Given instruction
Print the records again, character for character.

Records to process
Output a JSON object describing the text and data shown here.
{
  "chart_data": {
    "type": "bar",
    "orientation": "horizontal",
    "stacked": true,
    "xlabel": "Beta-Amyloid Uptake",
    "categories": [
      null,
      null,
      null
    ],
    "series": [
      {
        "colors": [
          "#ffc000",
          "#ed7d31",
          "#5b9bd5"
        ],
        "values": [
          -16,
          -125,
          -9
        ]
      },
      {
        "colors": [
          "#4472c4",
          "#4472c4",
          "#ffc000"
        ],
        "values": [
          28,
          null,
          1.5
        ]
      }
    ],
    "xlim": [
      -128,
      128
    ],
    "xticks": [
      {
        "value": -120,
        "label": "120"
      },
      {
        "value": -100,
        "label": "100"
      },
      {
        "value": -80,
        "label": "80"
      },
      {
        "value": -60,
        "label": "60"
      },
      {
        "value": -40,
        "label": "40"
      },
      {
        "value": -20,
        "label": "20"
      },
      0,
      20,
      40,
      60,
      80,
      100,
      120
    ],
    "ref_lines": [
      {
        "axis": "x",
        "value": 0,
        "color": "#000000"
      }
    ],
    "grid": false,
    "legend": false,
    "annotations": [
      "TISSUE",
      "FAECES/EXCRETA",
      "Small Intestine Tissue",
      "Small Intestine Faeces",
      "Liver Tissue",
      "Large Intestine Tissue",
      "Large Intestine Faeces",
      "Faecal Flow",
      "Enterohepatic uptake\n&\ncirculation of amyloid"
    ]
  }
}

Written solution
Output a JSON object describing the text and data shown here.
{
  "chart_data": {
    "type": "bar",
    "orientation": "horizontal",
    "stacked": true,
    "xlabel": "Beta-Amyloid Uptake",
    "categories": [
      null,
      null,
      null
    ],
    "series": [
      {
        "colors": [
          "#ffc000",
          "#ed7d31",
          "#5b9bd5"
        ],
        "values": [
          -16,
          -125,
          -9
        ]
      },
      {
        "colors": [
          "#4472c4",
          "#4472c4",
          "#ffc000"
        ],
        "values": [
          28,
          null,
          1.5
        ]
      }
    ],
    "xlim": [
      -128,
      128
    ],
    "xticks": [
      {
        "value": -120,
        "label": "120"
      },
      {
        "value": -100,
        "label": "100"
      },
      {
        "value": -80,
        "label": "80"
      },
      {
        "value": -60,
        "label": "60"
      },
      {
        "value": -40,
        "label": "40"
      },
      {
        "value": -20,
        "label": "20"
      },
      0,
      20,
      40,
      60,
      80,
      100,
      120
    ],
    "ref_lines": [
      {
        "axis": "x",
        "value": 0,
        "color": "#000000"
      }
    ],
    "grid": false,
    "legend": false,
    "annotations": [
      "TISSUE",
      "FAECES/EXCRETA",
      "Small Intestine Tissue",
      "Small Intestine Faeces",
      "Liver Tissue",
      "Large Intestine Tissue",
      "Large Intestine Faeces",
      "Faecal Flow",
      "Enterohepatic uptake\n&\ncirculation of amyloid"
    ]
  }
}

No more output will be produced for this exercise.